Print out the entries below with no edits.

-- Start of Records shown --

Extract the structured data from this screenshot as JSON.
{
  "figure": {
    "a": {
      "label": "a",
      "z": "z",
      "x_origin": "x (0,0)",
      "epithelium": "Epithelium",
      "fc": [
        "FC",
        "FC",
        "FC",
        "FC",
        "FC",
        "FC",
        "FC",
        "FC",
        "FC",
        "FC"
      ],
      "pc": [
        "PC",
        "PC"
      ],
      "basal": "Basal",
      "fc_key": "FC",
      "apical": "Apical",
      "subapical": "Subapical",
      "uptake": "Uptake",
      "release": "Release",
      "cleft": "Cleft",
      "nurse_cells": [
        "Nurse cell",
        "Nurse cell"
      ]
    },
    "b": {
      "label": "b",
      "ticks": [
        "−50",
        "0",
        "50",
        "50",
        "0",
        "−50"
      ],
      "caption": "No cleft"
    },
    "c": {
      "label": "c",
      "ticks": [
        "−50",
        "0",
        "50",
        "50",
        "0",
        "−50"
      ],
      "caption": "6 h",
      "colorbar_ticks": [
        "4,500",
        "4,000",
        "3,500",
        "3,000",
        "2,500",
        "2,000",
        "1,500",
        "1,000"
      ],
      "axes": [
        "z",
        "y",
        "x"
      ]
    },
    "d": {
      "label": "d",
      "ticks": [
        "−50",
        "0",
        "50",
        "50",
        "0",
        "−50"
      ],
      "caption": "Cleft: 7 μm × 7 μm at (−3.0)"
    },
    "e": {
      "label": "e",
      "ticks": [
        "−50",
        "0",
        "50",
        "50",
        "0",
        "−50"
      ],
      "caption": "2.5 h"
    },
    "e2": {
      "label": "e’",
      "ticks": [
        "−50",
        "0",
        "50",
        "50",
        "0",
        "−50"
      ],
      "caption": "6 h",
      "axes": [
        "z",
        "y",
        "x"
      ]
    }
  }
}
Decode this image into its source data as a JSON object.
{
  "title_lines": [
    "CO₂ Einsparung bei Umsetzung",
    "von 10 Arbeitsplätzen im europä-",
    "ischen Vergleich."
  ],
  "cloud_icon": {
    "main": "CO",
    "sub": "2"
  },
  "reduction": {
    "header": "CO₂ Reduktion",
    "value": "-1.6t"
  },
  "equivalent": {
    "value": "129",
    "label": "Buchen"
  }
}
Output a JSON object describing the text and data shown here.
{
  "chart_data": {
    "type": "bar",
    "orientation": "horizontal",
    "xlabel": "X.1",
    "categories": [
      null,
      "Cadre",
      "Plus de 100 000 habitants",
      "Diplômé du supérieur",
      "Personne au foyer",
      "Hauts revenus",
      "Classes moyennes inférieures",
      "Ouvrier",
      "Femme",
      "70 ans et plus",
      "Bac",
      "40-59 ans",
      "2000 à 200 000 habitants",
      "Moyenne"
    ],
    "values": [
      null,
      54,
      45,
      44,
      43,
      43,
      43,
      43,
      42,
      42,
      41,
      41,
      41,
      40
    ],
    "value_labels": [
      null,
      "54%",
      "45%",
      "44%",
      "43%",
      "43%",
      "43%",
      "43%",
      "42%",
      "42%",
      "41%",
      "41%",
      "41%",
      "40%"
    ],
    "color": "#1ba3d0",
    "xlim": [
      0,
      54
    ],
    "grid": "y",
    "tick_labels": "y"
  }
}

-- End of Records shown --

◆ Finished task ◆
Extract the structured data from this screenshot as JSON.
{
  "figure": {
    "a": {
      "label": "a",
      "z": "z",
      "x_origin": "x (0,0)",
      "epithelium": "Epithelium",
      "fc": [
        "FC",
        "FC",
        "FC",
        "FC",
        "FC",
        "FC",
        "FC",
        "FC",
        "FC",
        "FC"
      ],
      "pc": [
        "PC",
        "PC"
      ],
      "basal": "Basal",
      "fc_key": "FC",
      "apical": "Apical",
      "subapical": "Subapical",
      "uptake": "Uptake",
      "release": "Release",
      "cleft": "Cleft",
      "nurse_cells": [
        "Nurse cell",
        "Nurse cell"
      ]
    },
    "b": {
      "label": "b",
      "ticks": [
        "−50",
        "0",
        "50",
        "50",
        "0",
        "−50"
      ],
      "caption": "No cleft"
    },
    "c": {
      "label": "c",
      "ticks": [
        "−50",
        "0",
        "50",
        "50",
        "0",
        "−50"
      ],
      "caption": "6 h",
      "colorbar_ticks": [
        "4,500",
        "4,000",
        "3,500",
        "3,000",
        "2,500",
        "2,000",
        "1,500",
        "1,000"
      ],
      "axes": [
        "z",
        "y",
        "x"
      ]
    },
    "d": {
      "label": "d",
      "ticks": [
        "−50",
        "0",
        "50",
        "50",
        "0",
        "−50"
      ],
      "caption": "Cleft: 7 μm × 7 μm at (−3.0)"
    },
    "e": {
      "label": "e",
      "ticks": [
        "−50",
        "0",
        "50",
        "50",
        "0",
        "−50"
      ],
      "caption": "2.5 h"
    },
    "e2": {
      "label": "e’",
      "ticks": [
        "−50",
        "0",
        "50",
        "50",
        "0",
        "−50"
      ],
      "caption": "6 h",
      "axes": [
        "z",
        "y",
        "x"
      ]
    }
  }
}
Decode this image into its source data as a JSON object.
{
  "title_lines": [
    "CO₂ Einsparung bei Umsetzung",
    "von 10 Arbeitsplätzen im europä-",
    "ischen Vergleich."
  ],
  "cloud_icon": {
    "main": "CO",
    "sub": "2"
  },
  "reduction": {
    "header": "CO₂ Reduktion",
    "value": "-1.6t"
  },
  "equivalent": {
    "value": "129",
    "label": "Buchen"
  }
}
Output a JSON object describing the text and data shown here.
{
  "chart_data": {
    "type": "bar",
    "orientation": "horizontal",
    "xlabel": "X.1",
    "categories": [
      null,
      "Cadre",
      "Plus de 100 000 habitants",
      "Diplômé du supérieur",
      "Personne au foyer",
      "Hauts revenus",
      "Classes moyennes inférieures",
      "Ouvrier",
      "Femme",
      "70 ans et plus",
      "Bac",
      "40-59 ans",
      "2000 à 200 000 habitants",
      "Moyenne"
    ],
    "values": [
      null,
      54,
      45,
      44,
      43,
      43,
      43,
      43,
      42,
      42,
      41,
      41,
      41,
      40
    ],
    "value_labels": [
      null,
      "54%",
      "45%",
      "44%",
      "43%",
      "43%",
      "43%",
      "43%",
      "42%",
      "42%",
      "41%",
      "41%",
      "41%",
      "40%"
    ],
    "color": "#1ba3d0",
    "xlim": [
      0,
      54
    ],
    "grid": "y",
    "tick_labels": "y"
  }
}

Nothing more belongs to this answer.